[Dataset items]

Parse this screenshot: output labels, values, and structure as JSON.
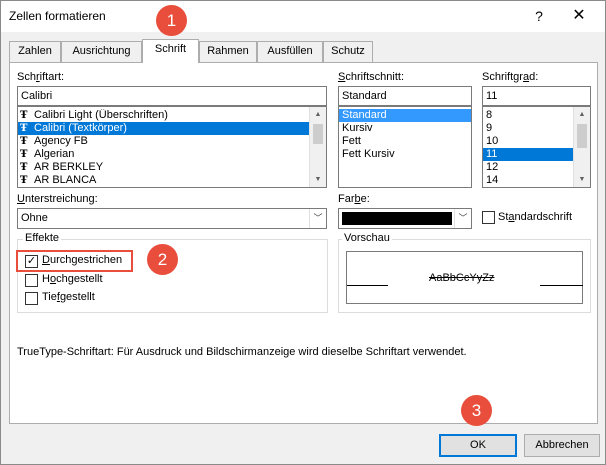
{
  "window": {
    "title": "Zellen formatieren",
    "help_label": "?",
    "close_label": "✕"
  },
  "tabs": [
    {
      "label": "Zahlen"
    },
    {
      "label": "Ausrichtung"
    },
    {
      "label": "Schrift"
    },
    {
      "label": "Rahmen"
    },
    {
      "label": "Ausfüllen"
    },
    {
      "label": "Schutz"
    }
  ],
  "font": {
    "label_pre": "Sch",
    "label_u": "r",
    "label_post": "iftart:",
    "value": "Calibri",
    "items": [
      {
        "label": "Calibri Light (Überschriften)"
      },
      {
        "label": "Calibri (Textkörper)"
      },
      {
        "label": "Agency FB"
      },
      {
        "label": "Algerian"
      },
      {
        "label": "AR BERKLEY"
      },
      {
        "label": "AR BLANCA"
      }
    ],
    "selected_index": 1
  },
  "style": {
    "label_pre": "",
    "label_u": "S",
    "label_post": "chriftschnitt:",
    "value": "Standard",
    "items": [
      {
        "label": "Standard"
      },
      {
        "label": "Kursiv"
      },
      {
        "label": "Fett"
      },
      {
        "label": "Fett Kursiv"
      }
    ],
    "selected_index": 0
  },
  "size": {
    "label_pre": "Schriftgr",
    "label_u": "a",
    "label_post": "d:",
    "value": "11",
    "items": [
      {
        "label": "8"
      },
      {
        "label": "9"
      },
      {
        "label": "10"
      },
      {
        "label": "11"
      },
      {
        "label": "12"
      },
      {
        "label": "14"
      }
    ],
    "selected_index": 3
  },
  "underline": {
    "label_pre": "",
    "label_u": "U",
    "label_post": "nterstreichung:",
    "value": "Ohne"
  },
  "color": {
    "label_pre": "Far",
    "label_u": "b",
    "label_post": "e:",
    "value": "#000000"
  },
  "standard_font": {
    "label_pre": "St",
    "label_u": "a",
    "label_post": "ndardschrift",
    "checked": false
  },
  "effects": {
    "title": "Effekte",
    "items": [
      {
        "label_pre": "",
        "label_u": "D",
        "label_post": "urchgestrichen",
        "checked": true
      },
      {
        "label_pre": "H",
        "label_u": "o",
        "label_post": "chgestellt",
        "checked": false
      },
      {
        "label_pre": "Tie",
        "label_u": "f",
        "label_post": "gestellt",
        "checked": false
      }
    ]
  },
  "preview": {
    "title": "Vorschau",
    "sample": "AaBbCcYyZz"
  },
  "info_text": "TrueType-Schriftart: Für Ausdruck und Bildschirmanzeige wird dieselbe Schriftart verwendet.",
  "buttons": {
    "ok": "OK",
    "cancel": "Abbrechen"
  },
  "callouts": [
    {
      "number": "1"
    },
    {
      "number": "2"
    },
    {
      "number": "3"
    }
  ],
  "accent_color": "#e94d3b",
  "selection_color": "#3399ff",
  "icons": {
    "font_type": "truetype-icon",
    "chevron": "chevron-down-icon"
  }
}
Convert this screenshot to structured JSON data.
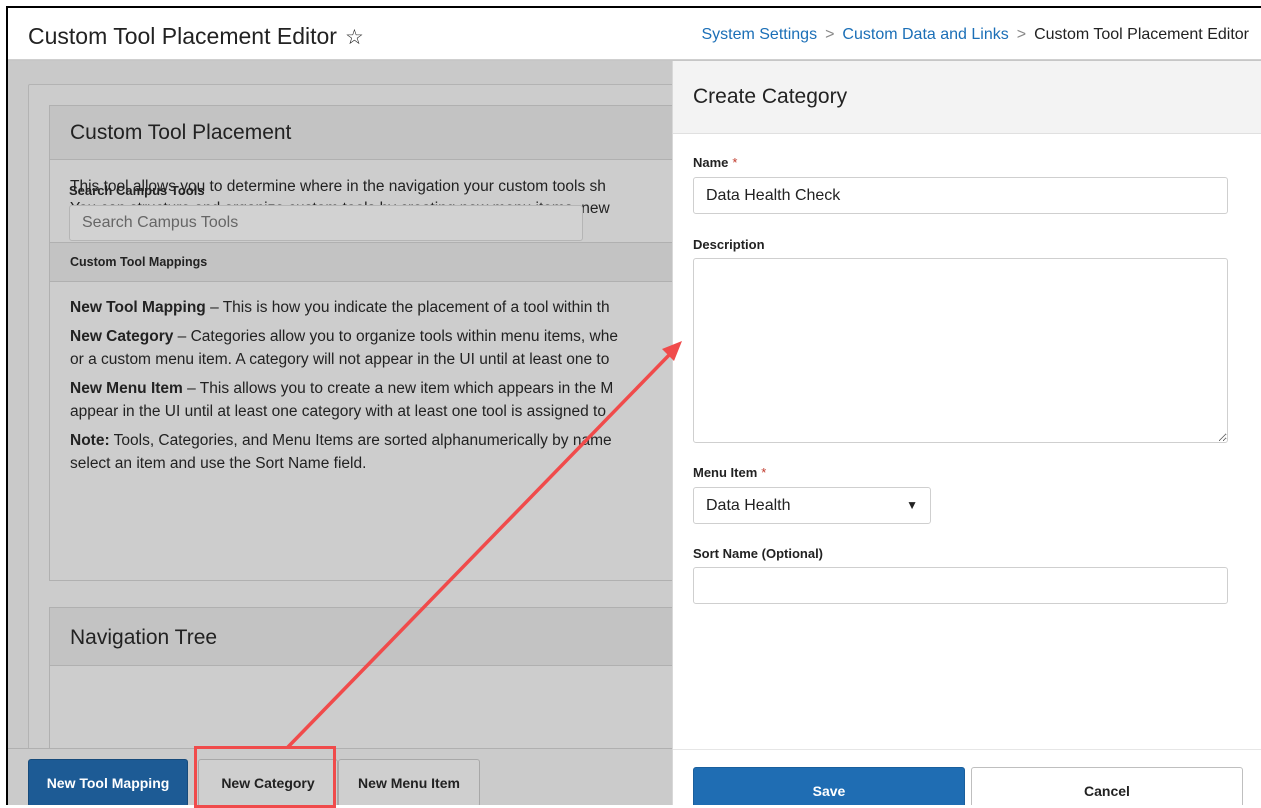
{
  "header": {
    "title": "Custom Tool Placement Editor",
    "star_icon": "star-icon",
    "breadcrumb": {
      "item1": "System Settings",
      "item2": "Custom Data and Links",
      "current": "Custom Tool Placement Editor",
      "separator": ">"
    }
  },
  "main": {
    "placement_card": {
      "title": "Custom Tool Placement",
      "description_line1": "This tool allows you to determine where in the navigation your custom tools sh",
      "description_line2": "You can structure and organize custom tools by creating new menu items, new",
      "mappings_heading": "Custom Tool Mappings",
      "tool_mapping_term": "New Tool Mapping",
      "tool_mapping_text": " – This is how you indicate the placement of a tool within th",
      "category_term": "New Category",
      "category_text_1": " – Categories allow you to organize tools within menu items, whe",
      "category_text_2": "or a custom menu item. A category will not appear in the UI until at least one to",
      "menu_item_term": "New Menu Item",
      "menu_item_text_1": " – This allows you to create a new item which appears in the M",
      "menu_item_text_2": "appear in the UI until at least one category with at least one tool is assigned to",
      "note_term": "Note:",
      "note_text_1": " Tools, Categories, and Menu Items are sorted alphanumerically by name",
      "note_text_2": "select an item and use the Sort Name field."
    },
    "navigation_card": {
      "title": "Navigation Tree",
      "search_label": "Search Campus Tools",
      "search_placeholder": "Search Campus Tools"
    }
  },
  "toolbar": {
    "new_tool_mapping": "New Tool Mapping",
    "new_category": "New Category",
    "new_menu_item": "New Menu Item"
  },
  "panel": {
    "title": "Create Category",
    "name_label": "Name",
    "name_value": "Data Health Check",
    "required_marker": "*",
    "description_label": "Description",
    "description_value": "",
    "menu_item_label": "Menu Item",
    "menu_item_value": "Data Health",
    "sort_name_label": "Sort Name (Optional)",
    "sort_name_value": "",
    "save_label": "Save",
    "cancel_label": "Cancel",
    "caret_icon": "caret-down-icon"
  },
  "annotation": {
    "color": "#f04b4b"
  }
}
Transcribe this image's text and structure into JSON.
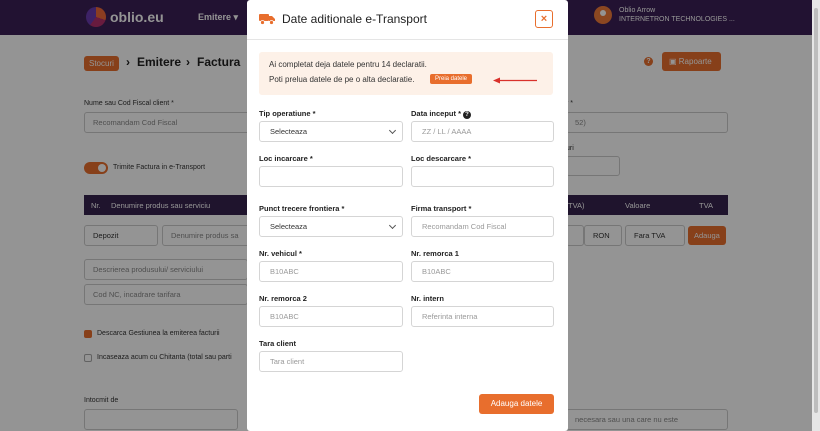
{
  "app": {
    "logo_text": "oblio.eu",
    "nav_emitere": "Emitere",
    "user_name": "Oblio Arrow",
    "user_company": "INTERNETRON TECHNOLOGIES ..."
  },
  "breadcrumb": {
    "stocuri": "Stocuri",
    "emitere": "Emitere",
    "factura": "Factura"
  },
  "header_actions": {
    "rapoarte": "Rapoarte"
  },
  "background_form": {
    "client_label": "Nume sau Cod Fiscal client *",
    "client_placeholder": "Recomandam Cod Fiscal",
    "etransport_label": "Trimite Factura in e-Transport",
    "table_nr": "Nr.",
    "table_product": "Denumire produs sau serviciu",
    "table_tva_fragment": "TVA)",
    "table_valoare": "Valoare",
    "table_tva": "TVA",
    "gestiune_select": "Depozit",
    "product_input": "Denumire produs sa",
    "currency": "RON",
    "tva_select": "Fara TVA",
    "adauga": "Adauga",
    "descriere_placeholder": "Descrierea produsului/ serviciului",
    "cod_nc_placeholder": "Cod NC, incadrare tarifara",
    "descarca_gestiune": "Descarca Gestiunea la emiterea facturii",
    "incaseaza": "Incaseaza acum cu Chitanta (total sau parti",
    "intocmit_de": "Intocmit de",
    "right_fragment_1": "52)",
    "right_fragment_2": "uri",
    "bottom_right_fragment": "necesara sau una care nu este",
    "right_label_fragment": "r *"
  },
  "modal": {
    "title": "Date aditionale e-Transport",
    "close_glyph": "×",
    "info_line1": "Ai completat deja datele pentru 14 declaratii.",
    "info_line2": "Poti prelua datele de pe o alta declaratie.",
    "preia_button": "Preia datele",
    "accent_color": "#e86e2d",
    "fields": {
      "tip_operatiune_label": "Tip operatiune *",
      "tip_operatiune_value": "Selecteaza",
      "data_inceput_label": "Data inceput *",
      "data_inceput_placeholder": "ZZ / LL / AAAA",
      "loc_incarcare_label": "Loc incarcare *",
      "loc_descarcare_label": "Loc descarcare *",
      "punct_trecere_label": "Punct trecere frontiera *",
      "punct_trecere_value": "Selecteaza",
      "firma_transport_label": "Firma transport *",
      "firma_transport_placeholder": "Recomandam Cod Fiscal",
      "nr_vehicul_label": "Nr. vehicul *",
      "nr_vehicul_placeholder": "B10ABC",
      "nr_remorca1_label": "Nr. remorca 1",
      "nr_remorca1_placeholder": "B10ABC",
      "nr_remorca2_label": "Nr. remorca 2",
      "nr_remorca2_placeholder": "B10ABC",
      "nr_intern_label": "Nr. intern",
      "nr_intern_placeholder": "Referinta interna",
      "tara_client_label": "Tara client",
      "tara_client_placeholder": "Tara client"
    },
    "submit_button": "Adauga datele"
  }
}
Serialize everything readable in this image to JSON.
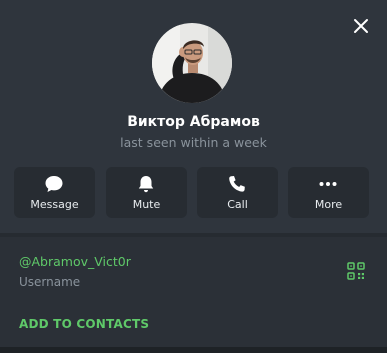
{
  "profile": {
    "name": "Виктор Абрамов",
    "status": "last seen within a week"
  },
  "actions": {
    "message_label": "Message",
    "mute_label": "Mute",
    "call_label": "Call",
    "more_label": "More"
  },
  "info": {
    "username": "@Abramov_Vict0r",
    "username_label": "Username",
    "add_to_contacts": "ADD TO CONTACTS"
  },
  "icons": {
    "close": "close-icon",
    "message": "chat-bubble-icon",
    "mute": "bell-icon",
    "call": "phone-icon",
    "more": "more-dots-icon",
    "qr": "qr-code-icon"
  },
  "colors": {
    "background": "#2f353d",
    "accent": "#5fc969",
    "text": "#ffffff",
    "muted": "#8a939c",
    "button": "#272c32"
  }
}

* DESCRIPTION OF THE TASK
Of the lines above, copy each that contains "image".

* THE OUTPUT
Transcribe this image's text and structure into JSON.
Serialize everything readable in this image to JSON.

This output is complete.